● PASSAGE SHOWN

Governments in high-income countries should take the steps necessary to ensure equitable access to antivirals, particularly Paxlovid. These governments need to donate a substantial portion of the antiviral supply that they have already secured, cease their practice of purchasing the largest share of the global supply, and use whatever mix of persuasion and legal tools are required to ensure that generic versions are available to people in all LMICs. Currently, Pfizer and the other antiviral manufacturer, Merck, have signed licensing agreements with the Medicines Patent Pool, making their COVID-19-related drugs available for generic versions, with dozens of companies planning to produce a generic Paxlovid, but the licensing agreements exclude many middle-income countries.146 Targeted measures developed with the full participation of marginalised communities can ensure key technologies reach these populations.
We must not permit the next pandemic to again feature inequitable global distribution of medical technologies. Legal and institutional reforms could go far towards ensuring equity within and among nations, advancing the human rights command of equality, and giving substance to the international assistance and cooperation requirement.
Standing equitable distribution global mechanism for health emergencies
Building on COVAX and aligning with the People's Vaccine's principles,147 a new equitable distribution mechanism would cover vaccines, therapies, diagnostics, and medical equipment required for health emergencies. Participation should be universal, which could be achieved through a pandemic treaty that all countries join or through revised International Health Regulations. Separate bilateral deals should be prohibited or strictly restricted. Access could be conditioned on domestic equitable distribution strategies and non-discrimination, with ample guidance and support. The mechanism would ensure priority coverage for all people under international care. WHO and the Office of the UN High Commissioner for Human Rights could lead an inclusive process to develop global equitable distribution principles—focused on the human toll rather than simply treating all countries the same148—that the World Health Assembly could adopt. Funds could come through special WHO budgetary assessments.
Global stockpile
Although vaccines, therapies, and diagnostics for novel diseases cannot be stockpiled, PPE and equipment such as vials and syringes can be. So can diagnostics and medical countermeasures for Ebola, severe acute respiratory syndrome, and other known threats. Now is the time to develop this stockpile. The UN or WHO could launch and oversee this initiative, including agreed financing and production, and storage spread across countries,149 protecting against political, security, and logistic risks of central storage.

Document structure recognition data
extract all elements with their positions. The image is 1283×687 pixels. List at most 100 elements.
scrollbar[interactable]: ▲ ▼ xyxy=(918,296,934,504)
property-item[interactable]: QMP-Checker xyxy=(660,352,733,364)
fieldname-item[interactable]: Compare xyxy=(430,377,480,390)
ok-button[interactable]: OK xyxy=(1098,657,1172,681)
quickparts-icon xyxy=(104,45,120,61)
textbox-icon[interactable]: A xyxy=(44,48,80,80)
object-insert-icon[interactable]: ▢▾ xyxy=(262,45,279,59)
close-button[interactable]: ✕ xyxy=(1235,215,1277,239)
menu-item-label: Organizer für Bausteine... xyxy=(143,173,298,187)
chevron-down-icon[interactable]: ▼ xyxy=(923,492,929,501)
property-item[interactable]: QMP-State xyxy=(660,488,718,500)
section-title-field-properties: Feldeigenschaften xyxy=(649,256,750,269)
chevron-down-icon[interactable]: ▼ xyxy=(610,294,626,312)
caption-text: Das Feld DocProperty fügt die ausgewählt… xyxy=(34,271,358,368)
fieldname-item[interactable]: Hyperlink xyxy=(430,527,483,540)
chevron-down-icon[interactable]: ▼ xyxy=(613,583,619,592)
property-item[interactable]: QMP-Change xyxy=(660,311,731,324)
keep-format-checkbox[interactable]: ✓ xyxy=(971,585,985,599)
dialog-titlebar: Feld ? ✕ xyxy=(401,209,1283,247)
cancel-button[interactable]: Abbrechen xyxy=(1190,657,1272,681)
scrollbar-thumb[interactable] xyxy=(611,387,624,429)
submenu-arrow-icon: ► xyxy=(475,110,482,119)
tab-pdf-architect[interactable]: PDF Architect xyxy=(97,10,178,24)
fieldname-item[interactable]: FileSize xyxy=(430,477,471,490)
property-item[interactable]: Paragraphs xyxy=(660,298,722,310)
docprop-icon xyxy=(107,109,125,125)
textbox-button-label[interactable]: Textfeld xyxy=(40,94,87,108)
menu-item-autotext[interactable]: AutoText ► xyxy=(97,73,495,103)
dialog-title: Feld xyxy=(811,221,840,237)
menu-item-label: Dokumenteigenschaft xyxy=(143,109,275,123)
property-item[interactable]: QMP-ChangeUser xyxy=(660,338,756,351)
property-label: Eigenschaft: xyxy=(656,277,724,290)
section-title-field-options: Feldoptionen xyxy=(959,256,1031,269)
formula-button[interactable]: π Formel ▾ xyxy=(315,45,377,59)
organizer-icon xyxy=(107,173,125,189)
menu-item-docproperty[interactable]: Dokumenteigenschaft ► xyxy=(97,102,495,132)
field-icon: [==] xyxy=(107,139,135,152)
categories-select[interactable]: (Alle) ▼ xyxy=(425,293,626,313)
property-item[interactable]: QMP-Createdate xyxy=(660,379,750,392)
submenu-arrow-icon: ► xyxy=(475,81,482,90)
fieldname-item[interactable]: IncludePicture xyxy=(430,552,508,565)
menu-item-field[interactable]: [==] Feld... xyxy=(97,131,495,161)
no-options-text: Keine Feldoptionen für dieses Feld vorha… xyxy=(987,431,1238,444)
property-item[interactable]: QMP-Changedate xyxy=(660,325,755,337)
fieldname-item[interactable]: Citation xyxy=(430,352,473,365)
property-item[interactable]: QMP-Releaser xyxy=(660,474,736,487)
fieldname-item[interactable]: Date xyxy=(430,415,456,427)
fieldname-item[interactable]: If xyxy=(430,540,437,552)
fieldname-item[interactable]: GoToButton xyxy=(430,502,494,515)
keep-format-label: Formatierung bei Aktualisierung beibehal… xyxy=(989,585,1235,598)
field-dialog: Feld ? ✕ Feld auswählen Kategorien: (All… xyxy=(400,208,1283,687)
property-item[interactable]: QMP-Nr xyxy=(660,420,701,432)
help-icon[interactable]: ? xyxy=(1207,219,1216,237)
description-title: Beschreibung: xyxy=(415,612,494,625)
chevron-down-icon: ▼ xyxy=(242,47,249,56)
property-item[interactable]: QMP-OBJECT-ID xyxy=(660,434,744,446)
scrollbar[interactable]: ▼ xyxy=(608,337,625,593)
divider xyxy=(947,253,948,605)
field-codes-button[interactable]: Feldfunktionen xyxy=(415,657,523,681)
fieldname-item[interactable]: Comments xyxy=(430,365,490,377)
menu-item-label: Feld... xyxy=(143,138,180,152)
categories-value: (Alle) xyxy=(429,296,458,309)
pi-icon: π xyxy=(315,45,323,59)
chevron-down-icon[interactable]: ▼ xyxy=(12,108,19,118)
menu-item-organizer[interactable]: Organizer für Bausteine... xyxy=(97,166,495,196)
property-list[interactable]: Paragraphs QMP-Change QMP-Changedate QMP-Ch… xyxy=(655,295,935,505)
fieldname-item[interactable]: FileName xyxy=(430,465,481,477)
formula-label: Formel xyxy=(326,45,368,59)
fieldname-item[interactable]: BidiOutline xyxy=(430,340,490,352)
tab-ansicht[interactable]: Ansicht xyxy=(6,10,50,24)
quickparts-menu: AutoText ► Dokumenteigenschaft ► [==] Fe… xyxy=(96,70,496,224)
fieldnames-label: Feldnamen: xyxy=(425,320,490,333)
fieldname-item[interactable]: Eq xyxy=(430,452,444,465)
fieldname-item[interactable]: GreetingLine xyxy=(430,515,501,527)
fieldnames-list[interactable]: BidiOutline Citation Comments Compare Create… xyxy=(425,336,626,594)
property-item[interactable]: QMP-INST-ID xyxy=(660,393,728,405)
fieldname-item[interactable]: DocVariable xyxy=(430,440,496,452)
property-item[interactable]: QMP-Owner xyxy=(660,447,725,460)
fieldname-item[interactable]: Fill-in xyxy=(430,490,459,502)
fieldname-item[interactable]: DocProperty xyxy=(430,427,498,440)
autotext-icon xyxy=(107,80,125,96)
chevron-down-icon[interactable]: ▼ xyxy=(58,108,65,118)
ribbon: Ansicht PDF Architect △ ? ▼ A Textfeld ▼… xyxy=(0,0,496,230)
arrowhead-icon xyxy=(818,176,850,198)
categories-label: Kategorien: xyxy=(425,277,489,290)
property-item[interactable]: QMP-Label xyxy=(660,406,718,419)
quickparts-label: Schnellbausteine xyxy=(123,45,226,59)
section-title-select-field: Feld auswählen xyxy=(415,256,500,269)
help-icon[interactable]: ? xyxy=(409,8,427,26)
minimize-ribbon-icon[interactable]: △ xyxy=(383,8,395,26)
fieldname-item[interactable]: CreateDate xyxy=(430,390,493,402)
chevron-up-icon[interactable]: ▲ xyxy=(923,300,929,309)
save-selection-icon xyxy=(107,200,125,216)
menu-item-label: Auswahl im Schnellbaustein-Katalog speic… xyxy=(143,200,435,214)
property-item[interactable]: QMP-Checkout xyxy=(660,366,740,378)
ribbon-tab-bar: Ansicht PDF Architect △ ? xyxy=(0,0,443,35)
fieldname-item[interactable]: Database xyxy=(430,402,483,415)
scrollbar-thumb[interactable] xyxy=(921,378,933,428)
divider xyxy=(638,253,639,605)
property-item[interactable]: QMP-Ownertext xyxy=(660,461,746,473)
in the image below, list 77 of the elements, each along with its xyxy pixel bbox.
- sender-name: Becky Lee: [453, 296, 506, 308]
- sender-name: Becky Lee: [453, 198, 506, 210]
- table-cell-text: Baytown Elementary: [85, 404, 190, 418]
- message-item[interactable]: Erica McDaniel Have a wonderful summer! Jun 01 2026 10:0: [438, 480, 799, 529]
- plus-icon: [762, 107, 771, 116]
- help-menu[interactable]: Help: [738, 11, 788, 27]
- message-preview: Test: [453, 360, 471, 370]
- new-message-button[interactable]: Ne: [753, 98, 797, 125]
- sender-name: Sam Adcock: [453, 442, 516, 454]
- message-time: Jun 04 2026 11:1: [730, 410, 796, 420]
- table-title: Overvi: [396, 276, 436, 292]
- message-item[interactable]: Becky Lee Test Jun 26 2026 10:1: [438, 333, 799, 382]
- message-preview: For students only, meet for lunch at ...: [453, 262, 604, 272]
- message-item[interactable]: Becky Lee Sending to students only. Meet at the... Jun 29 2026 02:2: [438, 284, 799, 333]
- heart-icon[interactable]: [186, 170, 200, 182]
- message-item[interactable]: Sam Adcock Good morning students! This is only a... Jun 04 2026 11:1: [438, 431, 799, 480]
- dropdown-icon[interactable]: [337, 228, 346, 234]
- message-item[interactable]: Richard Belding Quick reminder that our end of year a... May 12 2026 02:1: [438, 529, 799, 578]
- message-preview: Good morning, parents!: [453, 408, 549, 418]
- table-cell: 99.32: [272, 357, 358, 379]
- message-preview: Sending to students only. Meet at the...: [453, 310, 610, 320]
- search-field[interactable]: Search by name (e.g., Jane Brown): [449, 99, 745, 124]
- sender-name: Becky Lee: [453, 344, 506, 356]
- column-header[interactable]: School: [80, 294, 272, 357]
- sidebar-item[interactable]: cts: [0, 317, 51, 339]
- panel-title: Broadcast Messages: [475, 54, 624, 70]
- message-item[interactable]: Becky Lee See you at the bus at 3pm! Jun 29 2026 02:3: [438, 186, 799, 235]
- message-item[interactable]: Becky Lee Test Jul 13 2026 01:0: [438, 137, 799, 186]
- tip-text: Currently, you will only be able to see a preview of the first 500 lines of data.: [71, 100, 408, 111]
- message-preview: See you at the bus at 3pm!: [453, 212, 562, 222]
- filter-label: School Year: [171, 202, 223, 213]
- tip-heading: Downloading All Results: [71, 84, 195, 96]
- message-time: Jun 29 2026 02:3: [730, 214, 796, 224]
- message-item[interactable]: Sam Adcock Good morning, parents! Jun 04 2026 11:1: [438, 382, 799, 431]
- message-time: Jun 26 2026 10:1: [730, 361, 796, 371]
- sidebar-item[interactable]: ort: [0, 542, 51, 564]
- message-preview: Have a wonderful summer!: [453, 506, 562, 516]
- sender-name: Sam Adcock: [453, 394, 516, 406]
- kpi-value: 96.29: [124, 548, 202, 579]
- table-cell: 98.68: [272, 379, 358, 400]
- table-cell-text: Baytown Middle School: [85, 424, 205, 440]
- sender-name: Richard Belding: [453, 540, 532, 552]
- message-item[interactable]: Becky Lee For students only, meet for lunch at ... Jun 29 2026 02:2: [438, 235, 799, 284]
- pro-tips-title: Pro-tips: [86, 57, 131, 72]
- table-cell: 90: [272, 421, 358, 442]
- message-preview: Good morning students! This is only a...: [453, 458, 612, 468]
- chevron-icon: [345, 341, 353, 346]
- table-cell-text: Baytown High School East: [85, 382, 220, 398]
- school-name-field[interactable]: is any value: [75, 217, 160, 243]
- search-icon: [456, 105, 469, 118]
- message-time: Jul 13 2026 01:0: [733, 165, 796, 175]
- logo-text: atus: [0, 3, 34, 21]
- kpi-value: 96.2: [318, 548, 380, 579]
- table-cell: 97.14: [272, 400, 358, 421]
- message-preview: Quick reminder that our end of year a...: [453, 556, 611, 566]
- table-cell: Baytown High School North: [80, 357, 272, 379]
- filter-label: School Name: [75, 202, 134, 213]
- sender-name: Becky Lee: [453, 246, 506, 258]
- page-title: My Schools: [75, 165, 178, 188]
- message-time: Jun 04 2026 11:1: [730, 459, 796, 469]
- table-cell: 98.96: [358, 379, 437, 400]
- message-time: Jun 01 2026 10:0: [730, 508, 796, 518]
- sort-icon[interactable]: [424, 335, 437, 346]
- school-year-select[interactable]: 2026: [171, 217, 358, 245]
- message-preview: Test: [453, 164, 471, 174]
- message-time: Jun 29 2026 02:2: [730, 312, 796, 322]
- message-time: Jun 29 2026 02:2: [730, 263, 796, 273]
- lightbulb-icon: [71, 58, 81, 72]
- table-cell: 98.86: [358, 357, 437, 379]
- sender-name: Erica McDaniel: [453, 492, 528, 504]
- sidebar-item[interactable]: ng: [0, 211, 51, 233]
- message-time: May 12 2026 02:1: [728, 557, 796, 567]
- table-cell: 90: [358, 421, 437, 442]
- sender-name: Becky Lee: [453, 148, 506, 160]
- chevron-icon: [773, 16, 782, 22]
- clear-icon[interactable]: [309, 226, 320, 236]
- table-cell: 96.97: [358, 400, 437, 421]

● WORK TASK
Extract the part of the passage on equitable access to medical technologies from "We must not" up to and including "and cooperation requirement.".

● REPLY TO THE EXERCISE
We must not permit the next pandemic to again feature inequitable global distribution of medical technologies. Legal and institutional reforms could go far towards ensuring equity within and among nations, advancing the human rights command of equality, and giving substance to the international assistance and cooperation requirement.